--- GIVEN PROBLEM ---
Below is a block of records; return all of them exactly, but without the images.

--- DATA IN THIS EXERCISE ---
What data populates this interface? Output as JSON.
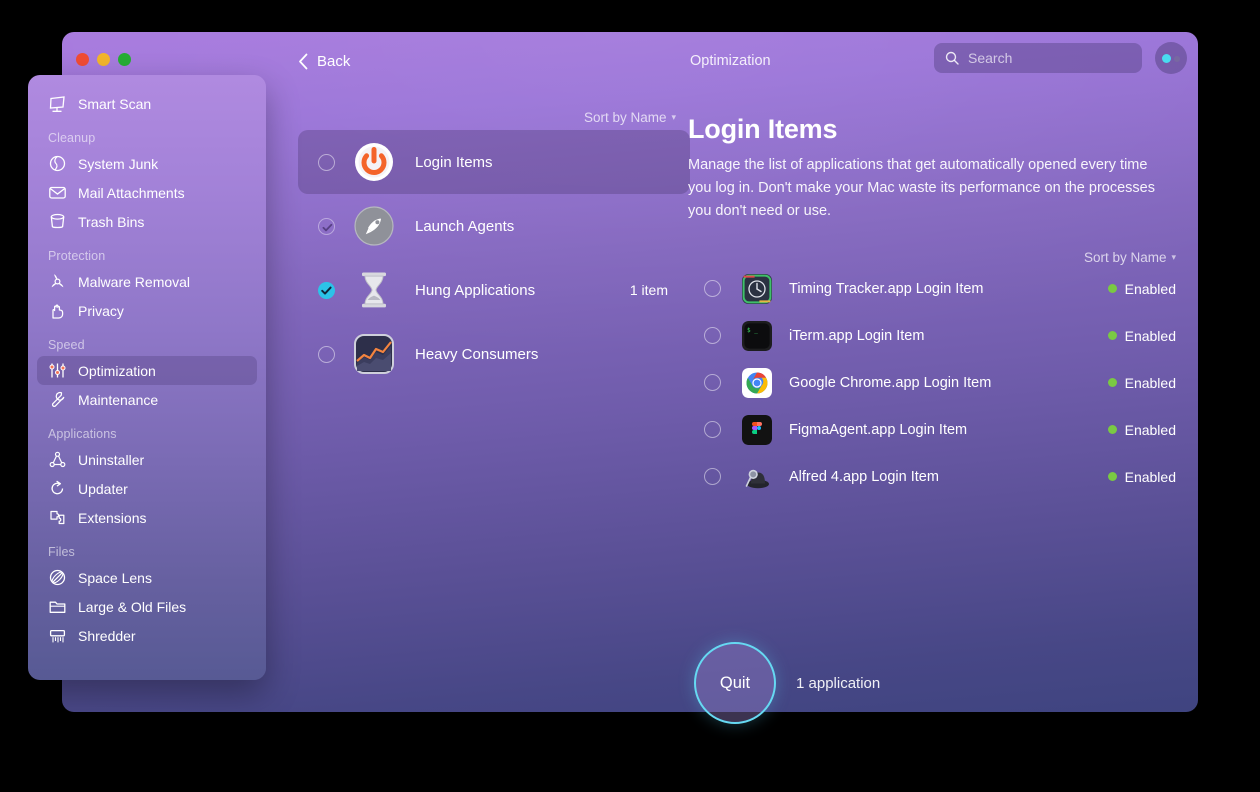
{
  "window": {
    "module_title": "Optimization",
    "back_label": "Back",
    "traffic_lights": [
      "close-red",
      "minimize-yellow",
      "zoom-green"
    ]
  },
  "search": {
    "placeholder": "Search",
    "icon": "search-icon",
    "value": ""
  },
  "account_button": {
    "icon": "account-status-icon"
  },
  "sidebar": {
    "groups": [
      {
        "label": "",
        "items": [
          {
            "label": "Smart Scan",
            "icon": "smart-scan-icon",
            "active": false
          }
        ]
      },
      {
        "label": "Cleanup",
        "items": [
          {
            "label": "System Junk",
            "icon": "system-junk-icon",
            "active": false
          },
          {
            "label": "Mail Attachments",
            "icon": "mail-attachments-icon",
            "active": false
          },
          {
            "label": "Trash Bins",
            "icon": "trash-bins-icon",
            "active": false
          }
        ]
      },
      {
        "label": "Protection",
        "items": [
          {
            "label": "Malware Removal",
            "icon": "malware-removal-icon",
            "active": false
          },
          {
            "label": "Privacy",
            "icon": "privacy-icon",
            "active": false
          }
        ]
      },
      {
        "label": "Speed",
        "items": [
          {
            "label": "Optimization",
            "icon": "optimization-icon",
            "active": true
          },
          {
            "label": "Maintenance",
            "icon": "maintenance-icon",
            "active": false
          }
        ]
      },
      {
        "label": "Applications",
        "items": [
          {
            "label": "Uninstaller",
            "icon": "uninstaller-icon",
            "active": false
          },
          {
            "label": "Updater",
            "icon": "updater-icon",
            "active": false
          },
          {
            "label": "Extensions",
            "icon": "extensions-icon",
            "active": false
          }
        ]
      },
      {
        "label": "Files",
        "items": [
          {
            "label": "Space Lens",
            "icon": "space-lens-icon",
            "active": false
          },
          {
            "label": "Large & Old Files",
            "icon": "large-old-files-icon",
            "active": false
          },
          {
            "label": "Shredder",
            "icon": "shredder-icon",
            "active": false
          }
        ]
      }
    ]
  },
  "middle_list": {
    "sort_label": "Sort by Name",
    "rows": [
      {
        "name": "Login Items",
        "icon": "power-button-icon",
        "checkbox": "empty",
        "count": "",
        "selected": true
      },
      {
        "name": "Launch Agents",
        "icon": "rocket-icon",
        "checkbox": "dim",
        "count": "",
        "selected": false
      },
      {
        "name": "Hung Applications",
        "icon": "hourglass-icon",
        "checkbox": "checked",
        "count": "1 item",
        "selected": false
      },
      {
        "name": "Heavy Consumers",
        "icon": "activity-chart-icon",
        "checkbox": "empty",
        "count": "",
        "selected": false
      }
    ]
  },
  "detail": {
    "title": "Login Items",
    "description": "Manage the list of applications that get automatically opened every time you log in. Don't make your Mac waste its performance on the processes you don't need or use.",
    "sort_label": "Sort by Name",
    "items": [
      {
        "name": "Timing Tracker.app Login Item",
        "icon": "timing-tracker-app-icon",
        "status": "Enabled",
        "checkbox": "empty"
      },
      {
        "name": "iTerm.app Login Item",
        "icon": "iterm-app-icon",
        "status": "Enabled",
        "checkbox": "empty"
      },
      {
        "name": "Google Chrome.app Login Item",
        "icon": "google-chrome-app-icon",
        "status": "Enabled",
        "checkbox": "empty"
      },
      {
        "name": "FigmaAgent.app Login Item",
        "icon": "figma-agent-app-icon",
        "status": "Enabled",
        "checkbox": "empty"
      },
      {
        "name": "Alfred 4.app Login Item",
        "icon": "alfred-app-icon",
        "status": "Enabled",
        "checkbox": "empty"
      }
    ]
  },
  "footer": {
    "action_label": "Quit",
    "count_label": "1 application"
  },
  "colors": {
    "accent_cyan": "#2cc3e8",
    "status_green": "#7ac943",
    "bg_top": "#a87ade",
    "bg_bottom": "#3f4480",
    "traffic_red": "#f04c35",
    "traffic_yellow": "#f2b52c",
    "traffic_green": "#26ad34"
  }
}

--- OUTPUT ---
What data populates this interface? Output as JSON.
{
  "window": {
    "module_title": "Optimization",
    "back_label": "Back",
    "traffic_lights": [
      "close-red",
      "minimize-yellow",
      "zoom-green"
    ]
  },
  "search": {
    "placeholder": "Search",
    "icon": "search-icon",
    "value": ""
  },
  "account_button": {
    "icon": "account-status-icon"
  },
  "sidebar": {
    "groups": [
      {
        "label": "",
        "items": [
          {
            "label": "Smart Scan",
            "icon": "smart-scan-icon",
            "active": false
          }
        ]
      },
      {
        "label": "Cleanup",
        "items": [
          {
            "label": "System Junk",
            "icon": "system-junk-icon",
            "active": false
          },
          {
            "label": "Mail Attachments",
            "icon": "mail-attachments-icon",
            "active": false
          },
          {
            "label": "Trash Bins",
            "icon": "trash-bins-icon",
            "active": false
          }
        ]
      },
      {
        "label": "Protection",
        "items": [
          {
            "label": "Malware Removal",
            "icon": "malware-removal-icon",
            "active": false
          },
          {
            "label": "Privacy",
            "icon": "privacy-icon",
            "active": false
          }
        ]
      },
      {
        "label": "Speed",
        "items": [
          {
            "label": "Optimization",
            "icon": "optimization-icon",
            "active": true
          },
          {
            "label": "Maintenance",
            "icon": "maintenance-icon",
            "active": false
          }
        ]
      },
      {
        "label": "Applications",
        "items": [
          {
            "label": "Uninstaller",
            "icon": "uninstaller-icon",
            "active": false
          },
          {
            "label": "Updater",
            "icon": "updater-icon",
            "active": false
          },
          {
            "label": "Extensions",
            "icon": "extensions-icon",
            "active": false
          }
        ]
      },
      {
        "label": "Files",
        "items": [
          {
            "label": "Space Lens",
            "icon": "space-lens-icon",
            "active": false
          },
          {
            "label": "Large & Old Files",
            "icon": "large-old-files-icon",
            "active": false
          },
          {
            "label": "Shredder",
            "icon": "shredder-icon",
            "active": false
          }
        ]
      }
    ]
  },
  "middle_list": {
    "sort_label": "Sort by Name",
    "rows": [
      {
        "name": "Login Items",
        "icon": "power-button-icon",
        "checkbox": "empty",
        "count": "",
        "selected": true
      },
      {
        "name": "Launch Agents",
        "icon": "rocket-icon",
        "checkbox": "dim",
        "count": "",
        "selected": false
      },
      {
        "name": "Hung Applications",
        "icon": "hourglass-icon",
        "checkbox": "checked",
        "count": "1 item",
        "selected": false
      },
      {
        "name": "Heavy Consumers",
        "icon": "activity-chart-icon",
        "checkbox": "empty",
        "count": "",
        "selected": false
      }
    ]
  },
  "detail": {
    "title": "Login Items",
    "description": "Manage the list of applications that get automatically opened every time you log in. Don't make your Mac waste its performance on the processes you don't need or use.",
    "sort_label": "Sort by Name",
    "items": [
      {
        "name": "Timing Tracker.app Login Item",
        "icon": "timing-tracker-app-icon",
        "status": "Enabled",
        "checkbox": "empty"
      },
      {
        "name": "iTerm.app Login Item",
        "icon": "iterm-app-icon",
        "status": "Enabled",
        "checkbox": "empty"
      },
      {
        "name": "Google Chrome.app Login Item",
        "icon": "google-chrome-app-icon",
        "status": "Enabled",
        "checkbox": "empty"
      },
      {
        "name": "FigmaAgent.app Login Item",
        "icon": "figma-agent-app-icon",
        "status": "Enabled",
        "checkbox": "empty"
      },
      {
        "name": "Alfred 4.app Login Item",
        "icon": "alfred-app-icon",
        "status": "Enabled",
        "checkbox": "empty"
      }
    ]
  },
  "footer": {
    "action_label": "Quit",
    "count_label": "1 application"
  },
  "colors": {
    "accent_cyan": "#2cc3e8",
    "status_green": "#7ac943",
    "bg_top": "#a87ade",
    "bg_bottom": "#3f4480",
    "traffic_red": "#f04c35",
    "traffic_yellow": "#f2b52c",
    "traffic_green": "#26ad34"
  }
}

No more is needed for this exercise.